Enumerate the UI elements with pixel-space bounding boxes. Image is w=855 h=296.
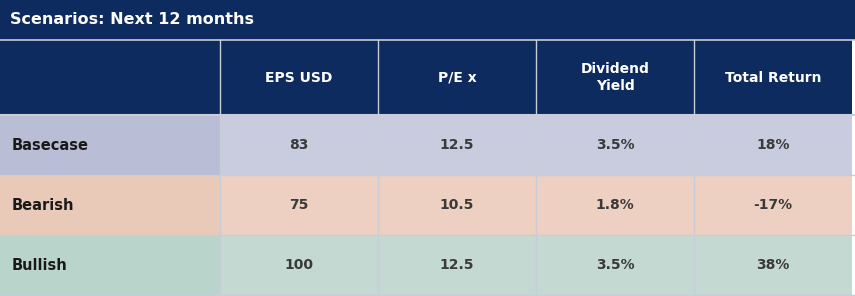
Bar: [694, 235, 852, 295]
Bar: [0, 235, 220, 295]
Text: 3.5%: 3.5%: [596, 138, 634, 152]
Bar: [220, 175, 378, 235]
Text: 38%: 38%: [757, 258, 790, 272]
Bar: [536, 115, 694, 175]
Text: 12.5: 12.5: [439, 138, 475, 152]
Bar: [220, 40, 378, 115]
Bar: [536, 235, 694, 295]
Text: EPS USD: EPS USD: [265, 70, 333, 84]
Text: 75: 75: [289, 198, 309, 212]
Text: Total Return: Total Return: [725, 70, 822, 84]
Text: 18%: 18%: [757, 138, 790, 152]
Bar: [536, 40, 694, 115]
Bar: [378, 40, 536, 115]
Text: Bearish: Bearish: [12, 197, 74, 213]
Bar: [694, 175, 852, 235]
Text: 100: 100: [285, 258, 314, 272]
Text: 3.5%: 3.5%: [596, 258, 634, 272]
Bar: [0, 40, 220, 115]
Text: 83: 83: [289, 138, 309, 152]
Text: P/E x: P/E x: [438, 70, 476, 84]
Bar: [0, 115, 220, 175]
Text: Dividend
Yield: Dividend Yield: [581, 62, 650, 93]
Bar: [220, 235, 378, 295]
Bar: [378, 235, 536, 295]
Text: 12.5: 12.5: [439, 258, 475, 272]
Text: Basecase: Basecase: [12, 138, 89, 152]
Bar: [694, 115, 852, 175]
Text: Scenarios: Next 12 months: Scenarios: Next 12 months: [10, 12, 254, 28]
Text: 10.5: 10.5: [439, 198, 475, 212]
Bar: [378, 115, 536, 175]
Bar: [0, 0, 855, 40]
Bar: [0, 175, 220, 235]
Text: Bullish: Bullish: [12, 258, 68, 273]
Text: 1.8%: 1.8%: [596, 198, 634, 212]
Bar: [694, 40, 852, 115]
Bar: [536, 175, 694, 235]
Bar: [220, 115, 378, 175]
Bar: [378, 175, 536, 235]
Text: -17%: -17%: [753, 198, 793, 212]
+++
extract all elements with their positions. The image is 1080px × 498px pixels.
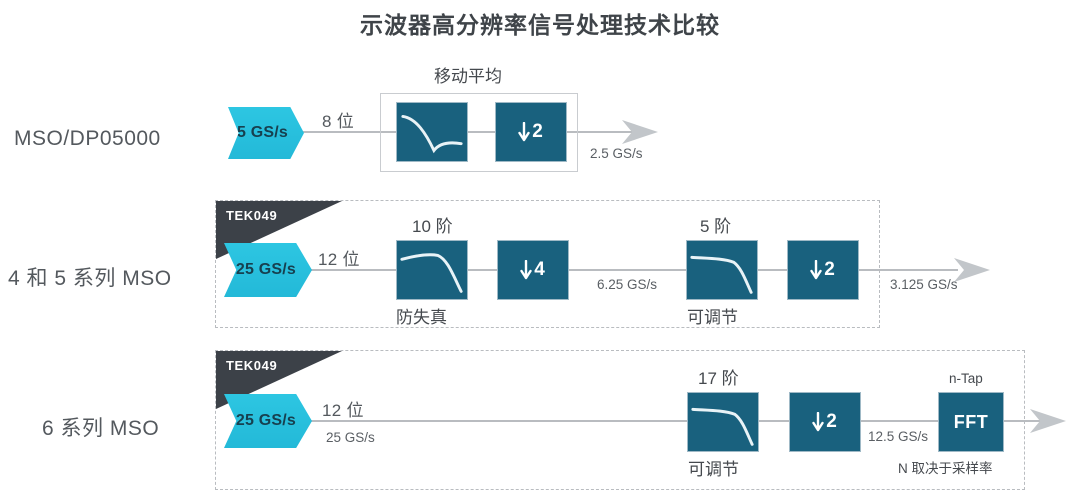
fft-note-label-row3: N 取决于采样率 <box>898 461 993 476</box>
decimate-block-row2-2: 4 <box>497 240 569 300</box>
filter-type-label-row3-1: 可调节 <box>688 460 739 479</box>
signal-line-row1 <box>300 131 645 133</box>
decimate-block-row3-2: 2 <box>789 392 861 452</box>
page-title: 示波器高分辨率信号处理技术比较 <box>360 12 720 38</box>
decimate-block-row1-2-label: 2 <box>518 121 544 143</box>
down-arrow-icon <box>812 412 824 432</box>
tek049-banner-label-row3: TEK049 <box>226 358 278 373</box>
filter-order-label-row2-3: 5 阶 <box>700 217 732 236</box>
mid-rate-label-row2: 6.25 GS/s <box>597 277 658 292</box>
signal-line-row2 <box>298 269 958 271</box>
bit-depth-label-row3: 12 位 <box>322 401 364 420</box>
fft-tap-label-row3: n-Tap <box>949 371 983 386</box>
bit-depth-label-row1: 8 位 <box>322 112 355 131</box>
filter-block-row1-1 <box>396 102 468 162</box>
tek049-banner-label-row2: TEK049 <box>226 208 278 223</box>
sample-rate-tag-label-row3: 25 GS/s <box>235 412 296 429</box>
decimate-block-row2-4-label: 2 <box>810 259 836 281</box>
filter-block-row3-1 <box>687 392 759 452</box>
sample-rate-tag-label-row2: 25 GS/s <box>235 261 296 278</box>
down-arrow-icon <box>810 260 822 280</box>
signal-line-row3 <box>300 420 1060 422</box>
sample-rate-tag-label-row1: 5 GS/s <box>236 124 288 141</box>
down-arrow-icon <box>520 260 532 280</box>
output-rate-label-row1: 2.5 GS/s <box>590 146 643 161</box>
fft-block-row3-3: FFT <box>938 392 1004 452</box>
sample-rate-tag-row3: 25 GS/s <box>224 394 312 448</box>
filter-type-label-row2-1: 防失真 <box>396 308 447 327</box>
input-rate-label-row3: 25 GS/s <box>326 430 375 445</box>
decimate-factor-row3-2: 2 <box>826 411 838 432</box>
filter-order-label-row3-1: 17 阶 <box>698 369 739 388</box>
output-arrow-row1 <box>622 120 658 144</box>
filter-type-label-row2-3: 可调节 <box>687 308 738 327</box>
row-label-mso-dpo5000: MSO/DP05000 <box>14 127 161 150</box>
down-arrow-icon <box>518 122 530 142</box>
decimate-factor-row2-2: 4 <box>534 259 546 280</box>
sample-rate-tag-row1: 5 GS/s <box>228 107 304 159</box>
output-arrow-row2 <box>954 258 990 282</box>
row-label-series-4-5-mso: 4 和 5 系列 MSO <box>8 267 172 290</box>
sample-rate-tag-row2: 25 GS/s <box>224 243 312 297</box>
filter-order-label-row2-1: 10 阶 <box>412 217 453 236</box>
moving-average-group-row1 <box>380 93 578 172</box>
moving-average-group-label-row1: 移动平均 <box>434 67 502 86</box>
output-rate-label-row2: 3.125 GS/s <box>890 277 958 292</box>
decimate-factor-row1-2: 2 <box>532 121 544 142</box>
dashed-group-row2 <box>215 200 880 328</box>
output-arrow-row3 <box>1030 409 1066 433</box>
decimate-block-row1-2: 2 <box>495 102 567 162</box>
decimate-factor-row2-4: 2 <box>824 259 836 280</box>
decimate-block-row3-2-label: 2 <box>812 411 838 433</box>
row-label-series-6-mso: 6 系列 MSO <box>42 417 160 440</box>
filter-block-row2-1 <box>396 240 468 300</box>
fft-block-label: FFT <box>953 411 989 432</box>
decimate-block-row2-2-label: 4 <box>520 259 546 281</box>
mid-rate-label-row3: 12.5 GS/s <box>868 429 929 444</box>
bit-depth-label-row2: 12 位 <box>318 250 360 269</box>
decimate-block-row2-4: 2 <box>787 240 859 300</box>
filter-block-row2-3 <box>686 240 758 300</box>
+++
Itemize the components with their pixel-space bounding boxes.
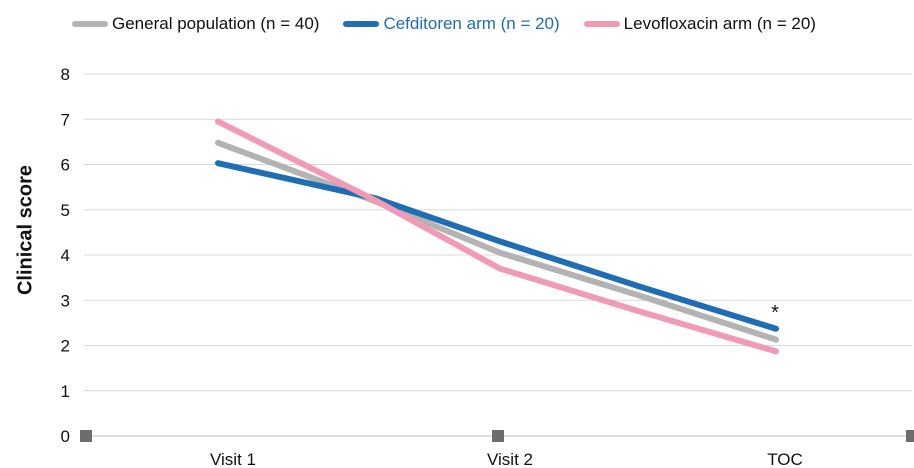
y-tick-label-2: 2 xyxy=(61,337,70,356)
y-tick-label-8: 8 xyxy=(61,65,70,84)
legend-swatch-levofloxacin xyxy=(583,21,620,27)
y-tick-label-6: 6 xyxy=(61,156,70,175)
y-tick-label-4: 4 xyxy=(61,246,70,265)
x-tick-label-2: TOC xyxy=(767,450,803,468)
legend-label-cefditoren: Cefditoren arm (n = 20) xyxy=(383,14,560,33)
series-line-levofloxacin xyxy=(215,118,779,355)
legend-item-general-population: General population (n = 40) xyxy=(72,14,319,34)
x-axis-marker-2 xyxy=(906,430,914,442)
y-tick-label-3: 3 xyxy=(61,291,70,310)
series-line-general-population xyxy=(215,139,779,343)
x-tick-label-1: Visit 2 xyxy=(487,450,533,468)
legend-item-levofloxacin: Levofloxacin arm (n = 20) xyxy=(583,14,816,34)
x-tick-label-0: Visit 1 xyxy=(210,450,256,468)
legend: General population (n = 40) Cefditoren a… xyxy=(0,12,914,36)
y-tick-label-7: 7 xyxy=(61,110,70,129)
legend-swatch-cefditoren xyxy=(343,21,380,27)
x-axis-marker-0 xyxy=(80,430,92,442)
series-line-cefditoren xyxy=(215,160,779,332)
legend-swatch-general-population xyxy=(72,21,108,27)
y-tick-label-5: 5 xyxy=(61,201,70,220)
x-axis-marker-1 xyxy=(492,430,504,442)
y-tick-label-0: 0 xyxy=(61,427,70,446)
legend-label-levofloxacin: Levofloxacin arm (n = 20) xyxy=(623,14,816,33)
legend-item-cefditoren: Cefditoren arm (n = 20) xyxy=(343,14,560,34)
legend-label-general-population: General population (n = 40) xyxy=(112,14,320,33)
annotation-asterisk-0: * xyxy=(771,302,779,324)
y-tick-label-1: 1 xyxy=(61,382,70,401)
+++
__GIVEN INSTRUCTION__
Copy out every row from the one containing "y-tick-label-2: 2 xyxy=(61,337,70,356)" down to the one containing "series-line-levofloxacin xyxy=(215,118,779,355)", both included, with nothing altered.

__TASK ANSWER__
y-tick-label-2: 2 xyxy=(61,337,70,356)
y-tick-label-8: 8 xyxy=(61,65,70,84)
legend-swatch-levofloxacin xyxy=(583,21,620,27)
y-tick-label-6: 6 xyxy=(61,156,70,175)
y-tick-label-4: 4 xyxy=(61,246,70,265)
x-tick-label-2: TOC xyxy=(767,450,803,468)
legend-label-cefditoren: Cefditoren arm (n = 20) xyxy=(383,14,560,33)
series-line-levofloxacin xyxy=(215,118,779,355)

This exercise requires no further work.